* begin Records provided *

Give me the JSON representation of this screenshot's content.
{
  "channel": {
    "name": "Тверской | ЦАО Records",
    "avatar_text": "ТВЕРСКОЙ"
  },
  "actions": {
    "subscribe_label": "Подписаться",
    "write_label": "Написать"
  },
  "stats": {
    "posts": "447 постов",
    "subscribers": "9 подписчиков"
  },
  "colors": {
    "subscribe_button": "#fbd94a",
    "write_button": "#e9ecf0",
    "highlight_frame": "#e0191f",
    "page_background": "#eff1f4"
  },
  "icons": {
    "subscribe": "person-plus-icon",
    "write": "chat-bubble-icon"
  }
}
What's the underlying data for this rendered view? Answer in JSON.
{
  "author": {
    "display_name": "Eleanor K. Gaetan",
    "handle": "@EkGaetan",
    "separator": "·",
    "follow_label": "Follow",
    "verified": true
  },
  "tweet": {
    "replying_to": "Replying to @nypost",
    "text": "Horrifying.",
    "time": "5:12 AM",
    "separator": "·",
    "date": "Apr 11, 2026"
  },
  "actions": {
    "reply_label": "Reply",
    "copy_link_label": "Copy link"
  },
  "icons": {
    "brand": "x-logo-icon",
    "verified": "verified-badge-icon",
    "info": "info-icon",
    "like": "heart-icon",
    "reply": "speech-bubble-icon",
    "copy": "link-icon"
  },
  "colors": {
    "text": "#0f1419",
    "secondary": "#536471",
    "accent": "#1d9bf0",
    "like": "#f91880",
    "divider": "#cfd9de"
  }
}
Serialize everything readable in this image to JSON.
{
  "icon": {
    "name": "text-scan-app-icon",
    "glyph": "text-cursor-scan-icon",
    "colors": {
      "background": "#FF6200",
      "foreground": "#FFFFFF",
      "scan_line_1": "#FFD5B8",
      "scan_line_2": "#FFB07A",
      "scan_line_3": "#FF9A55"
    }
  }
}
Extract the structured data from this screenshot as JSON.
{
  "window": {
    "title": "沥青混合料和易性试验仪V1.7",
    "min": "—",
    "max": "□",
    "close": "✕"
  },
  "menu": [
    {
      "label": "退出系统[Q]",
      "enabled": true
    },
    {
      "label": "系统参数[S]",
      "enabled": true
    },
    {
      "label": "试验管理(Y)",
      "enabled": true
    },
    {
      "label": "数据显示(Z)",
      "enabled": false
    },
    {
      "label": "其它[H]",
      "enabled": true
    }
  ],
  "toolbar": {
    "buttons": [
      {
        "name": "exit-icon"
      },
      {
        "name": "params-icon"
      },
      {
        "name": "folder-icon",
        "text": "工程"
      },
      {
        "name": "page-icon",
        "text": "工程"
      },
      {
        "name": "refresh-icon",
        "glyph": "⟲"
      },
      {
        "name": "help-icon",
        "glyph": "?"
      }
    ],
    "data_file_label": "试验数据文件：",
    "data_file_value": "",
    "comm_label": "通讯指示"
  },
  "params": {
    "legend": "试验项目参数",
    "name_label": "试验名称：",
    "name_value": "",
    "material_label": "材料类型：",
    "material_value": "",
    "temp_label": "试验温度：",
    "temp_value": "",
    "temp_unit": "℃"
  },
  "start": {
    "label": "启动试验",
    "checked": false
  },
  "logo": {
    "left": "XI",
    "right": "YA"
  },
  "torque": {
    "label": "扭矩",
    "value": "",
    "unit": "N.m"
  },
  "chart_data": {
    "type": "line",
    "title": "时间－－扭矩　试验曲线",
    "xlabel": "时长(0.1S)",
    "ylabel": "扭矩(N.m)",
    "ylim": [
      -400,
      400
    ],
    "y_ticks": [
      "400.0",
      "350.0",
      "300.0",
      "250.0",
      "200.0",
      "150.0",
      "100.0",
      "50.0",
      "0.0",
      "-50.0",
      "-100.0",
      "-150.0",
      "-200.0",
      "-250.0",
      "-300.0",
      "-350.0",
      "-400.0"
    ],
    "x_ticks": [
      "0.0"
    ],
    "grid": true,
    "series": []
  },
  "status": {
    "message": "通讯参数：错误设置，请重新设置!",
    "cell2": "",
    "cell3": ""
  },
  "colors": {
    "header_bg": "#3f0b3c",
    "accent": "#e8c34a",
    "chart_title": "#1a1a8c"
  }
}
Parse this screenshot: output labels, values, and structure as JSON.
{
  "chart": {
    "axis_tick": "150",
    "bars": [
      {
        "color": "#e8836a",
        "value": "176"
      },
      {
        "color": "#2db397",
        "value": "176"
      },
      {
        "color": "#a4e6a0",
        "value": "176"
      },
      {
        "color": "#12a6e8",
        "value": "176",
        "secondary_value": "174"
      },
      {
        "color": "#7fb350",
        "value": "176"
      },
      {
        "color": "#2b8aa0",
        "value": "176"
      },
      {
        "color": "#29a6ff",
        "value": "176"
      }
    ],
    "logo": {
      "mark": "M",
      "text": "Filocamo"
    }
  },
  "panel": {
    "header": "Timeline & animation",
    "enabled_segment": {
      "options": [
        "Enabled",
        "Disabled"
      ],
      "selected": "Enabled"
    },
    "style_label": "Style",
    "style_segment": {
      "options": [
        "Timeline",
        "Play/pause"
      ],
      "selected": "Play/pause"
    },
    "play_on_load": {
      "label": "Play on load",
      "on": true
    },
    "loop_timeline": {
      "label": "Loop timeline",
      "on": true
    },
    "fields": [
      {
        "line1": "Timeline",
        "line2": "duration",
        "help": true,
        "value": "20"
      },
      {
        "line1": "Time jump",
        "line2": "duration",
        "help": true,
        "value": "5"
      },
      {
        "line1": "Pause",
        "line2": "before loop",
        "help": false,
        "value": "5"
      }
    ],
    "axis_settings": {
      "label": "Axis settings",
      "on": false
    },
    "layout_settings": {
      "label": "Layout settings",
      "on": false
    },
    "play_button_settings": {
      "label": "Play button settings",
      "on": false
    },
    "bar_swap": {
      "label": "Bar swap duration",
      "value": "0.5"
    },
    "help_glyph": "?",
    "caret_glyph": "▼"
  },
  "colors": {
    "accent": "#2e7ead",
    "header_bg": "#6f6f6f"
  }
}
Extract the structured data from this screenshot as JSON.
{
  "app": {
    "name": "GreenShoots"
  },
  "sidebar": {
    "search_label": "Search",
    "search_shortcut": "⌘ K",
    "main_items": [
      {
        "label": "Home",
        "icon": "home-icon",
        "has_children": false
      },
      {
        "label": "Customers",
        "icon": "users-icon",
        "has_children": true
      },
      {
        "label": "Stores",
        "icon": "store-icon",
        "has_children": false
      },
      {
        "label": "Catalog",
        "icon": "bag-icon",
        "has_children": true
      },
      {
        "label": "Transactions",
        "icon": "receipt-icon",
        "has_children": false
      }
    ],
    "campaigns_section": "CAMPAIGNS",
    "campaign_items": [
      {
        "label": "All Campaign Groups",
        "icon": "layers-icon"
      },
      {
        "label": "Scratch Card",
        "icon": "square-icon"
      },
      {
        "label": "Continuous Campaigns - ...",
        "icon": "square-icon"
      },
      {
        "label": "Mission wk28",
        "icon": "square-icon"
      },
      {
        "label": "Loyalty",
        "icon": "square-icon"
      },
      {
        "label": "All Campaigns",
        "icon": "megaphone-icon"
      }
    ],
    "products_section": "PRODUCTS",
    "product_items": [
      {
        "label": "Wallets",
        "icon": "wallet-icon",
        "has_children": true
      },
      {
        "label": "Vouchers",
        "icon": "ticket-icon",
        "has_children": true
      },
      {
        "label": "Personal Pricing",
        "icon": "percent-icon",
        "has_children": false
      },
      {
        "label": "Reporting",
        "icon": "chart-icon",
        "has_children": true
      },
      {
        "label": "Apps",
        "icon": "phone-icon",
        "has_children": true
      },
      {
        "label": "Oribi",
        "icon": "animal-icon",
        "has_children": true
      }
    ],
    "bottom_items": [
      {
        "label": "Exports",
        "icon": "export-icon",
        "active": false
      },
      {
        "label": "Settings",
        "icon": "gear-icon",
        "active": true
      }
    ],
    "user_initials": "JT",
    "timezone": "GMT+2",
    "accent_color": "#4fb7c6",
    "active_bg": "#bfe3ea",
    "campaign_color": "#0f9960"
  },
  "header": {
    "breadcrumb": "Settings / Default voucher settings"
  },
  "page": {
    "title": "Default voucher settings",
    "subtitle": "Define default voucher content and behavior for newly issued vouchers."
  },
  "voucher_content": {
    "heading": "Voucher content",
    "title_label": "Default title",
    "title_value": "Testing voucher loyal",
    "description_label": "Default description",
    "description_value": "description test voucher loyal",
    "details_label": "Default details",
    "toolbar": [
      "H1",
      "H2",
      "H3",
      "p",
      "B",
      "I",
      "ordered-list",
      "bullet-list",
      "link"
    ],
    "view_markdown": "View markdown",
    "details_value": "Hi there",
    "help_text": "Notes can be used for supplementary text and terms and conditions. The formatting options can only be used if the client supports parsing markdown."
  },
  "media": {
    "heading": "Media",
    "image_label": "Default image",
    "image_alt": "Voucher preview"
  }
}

* end Records provided *

[Written exercise] Select every line in the material above where the string "selected" occurs, and copy it.

[Task response]
      "selected": "Enabled"
      "selected": "Play/pause"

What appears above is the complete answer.